** START OF GIVEN RECORDS **

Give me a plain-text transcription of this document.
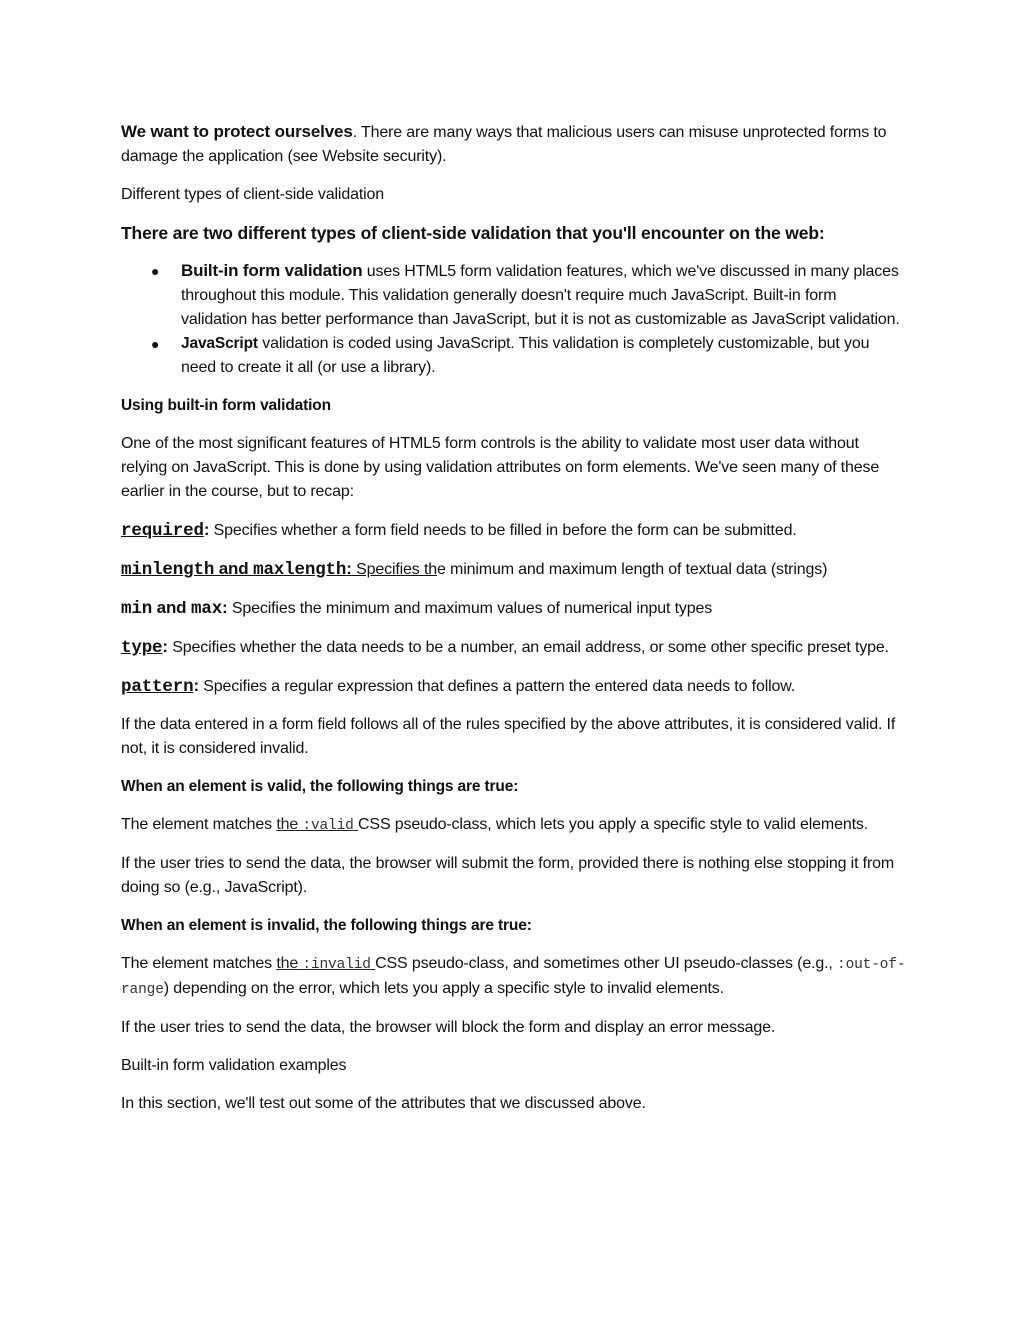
We want to protect ourselves. There are many ways that malicious users can misuse unprotected forms to damage the application (see Website security).

Different types of client-side validation

There are two different types of client-side validation that you'll encounter on the web:

● Built-in form validation uses HTML5 form validation features, which we've discussed in many places throughout this module. This validation generally doesn't require much JavaScript. Built-in form validation has better performance than JavaScript, but it is not as customizable as JavaScript validation.
● JavaScript validation is coded using JavaScript. This validation is completely customizable, but you need to create it all (or use a library).

Using built-in form validation

One of the most significant features of HTML5 form controls is the ability to validate most user data without relying on JavaScript. This is done by using validation attributes on form elements. We've seen many of these earlier in the course, but to recap:

required: Specifies whether a form field needs to be filled in before the form can be submitted.

minlength and maxlength: Specifies the minimum and maximum length of textual data (strings)

min and max: Specifies the minimum and maximum values of numerical input types

type: Specifies whether the data needs to be a number, an email address, or some other specific preset type.

pattern: Specifies a regular expression that defines a pattern the entered data needs to follow.

If the data entered in a form field follows all of the rules specified by the above attributes, it is considered valid. If not, it is considered invalid.

When an element is valid, the following things are true:

The element matches the :valid CSS pseudo-class, which lets you apply a specific style to valid elements.

If the user tries to send the data, the browser will submit the form, provided there is nothing else stopping it from doing so (e.g., JavaScript).

When an element is invalid, the following things are true:

The element matches the :invalid CSS pseudo-class, and sometimes other UI pseudo-classes (e.g., :out-of-range) depending on the error, which lets you apply a specific style to invalid elements.

If the user tries to send the data, the browser will block the form and display an error message.

Built-in form validation examples

In this section, we'll test out some of the attributes that we discussed above.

** END OF GIVEN RECORDS **

Which lines hold the word "data"? Show each one.

→ SOLUTION TO THIS EXERCISE:
One of the most significant features of HTML5 form controls is the ability to validate most user data without relying on JavaScript. This is done by using validation attributes on form elements. We've seen many of these earlier in the course, but to recap:
minlength and maxlength: Specifies the minimum and maximum length of textual data (strings)
type: Specifies whether the data needs to be a number, an email address, or some other specific preset type.
pattern: Specifies a regular expression that defines a pattern the entered data needs to follow.
If the data entered in a form field follows all of the rules specified by the above attributes, it is considered valid. If not, it is considered invalid.
If the user tries to send the data, the browser will submit the form, provided there is nothing else stopping it from doing so (e.g., JavaScript).
If the user tries to send the data, the browser will block the form and display an error message.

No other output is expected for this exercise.